Request: Look over the lines below. Report each one that includes the string "temperature".

(Data records)
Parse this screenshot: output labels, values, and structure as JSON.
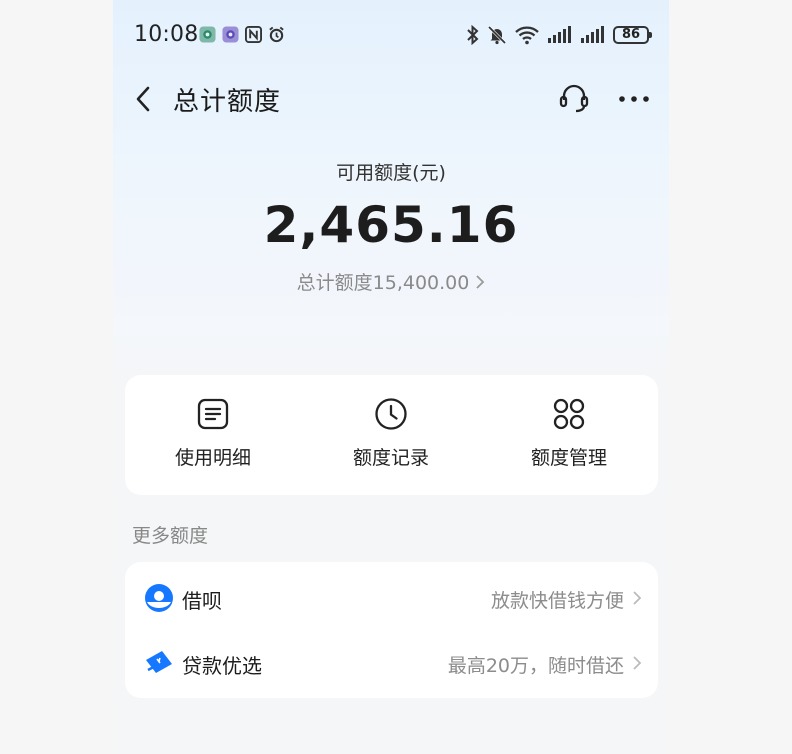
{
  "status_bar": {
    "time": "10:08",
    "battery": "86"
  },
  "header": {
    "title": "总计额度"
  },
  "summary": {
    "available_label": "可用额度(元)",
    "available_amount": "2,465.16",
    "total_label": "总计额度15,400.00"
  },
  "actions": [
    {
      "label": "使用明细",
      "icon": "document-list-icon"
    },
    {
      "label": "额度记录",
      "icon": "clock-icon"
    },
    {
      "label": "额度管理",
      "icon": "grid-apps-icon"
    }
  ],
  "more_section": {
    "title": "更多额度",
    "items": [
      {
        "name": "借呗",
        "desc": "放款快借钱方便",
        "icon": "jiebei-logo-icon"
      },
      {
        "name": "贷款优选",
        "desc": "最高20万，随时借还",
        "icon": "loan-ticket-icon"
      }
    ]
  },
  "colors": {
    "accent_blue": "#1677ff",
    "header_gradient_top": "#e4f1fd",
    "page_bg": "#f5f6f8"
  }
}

---

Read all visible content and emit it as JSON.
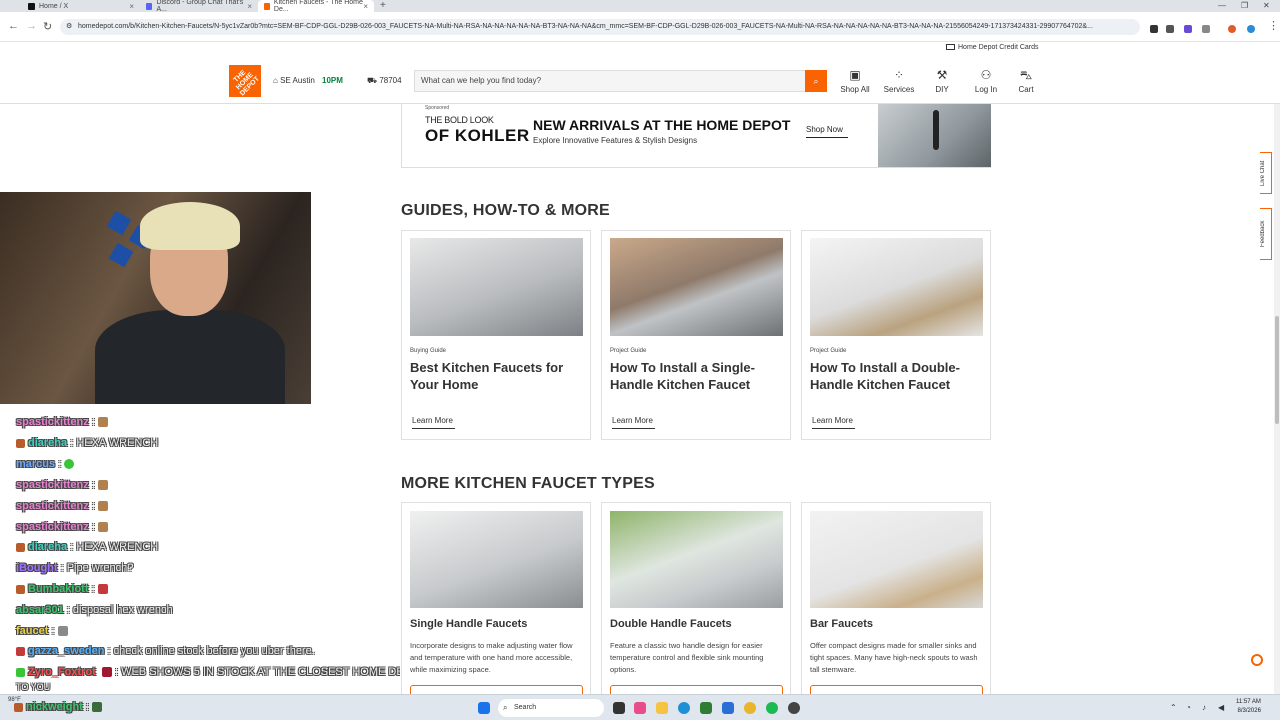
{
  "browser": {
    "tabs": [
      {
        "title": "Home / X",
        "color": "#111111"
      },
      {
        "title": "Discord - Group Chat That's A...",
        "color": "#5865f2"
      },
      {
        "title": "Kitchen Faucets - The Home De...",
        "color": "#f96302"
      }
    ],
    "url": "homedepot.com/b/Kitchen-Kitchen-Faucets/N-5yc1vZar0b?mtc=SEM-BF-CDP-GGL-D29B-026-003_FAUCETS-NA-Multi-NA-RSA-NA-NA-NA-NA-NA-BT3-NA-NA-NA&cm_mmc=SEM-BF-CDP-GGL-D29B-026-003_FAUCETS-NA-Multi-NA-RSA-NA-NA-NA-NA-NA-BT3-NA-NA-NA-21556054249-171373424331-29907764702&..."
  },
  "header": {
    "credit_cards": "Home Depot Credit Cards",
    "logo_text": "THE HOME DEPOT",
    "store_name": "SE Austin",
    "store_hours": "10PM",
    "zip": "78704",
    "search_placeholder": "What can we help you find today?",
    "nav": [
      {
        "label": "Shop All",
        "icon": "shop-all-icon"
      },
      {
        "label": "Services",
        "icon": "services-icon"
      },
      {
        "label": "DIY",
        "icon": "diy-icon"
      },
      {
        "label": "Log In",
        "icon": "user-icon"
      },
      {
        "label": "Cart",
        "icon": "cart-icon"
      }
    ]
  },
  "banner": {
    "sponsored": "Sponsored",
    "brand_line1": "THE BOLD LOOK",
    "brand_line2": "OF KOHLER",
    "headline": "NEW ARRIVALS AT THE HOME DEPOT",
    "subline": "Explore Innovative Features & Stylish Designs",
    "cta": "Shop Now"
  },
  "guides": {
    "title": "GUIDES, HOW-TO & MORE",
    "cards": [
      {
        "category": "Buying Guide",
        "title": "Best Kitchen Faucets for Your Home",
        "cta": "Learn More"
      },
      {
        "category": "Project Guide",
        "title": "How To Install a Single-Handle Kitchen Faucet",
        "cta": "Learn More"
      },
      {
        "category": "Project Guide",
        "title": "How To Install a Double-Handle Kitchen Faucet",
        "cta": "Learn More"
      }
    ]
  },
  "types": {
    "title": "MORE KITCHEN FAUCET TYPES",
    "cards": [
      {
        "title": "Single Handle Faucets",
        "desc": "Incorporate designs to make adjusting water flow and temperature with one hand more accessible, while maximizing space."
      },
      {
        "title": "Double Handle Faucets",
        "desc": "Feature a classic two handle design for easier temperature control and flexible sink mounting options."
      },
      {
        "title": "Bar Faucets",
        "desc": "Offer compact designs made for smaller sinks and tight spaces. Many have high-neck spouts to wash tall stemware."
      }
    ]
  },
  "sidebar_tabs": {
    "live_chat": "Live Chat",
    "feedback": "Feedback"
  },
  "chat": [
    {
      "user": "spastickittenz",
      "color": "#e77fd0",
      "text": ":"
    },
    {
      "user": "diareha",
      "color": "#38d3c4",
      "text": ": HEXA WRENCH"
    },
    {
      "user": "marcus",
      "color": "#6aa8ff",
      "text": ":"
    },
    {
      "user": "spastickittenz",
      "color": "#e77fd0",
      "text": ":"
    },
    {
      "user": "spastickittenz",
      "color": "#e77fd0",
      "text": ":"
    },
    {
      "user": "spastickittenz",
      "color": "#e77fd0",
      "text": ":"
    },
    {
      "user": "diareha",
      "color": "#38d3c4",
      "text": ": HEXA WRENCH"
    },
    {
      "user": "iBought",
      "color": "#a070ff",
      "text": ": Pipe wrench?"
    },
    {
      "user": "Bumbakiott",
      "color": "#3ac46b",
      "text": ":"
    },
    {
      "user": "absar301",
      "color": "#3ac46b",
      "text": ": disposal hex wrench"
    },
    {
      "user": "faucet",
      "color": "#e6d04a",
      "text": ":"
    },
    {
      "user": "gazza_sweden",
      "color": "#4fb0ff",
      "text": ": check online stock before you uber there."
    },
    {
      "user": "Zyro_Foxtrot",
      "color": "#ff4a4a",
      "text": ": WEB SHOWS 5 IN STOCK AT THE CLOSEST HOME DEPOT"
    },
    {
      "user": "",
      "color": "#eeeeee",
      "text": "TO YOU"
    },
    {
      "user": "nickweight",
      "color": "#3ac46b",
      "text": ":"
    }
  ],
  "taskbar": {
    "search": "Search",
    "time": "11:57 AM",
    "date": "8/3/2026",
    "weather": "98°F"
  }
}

Full answer:
        "desc": "Incorporate designs to make adjusting water flow and temperature with one hand more accessible, while maximizing space."
        "desc": "Feature a classic two handle design for easier temperature control and flexible sink mounting options."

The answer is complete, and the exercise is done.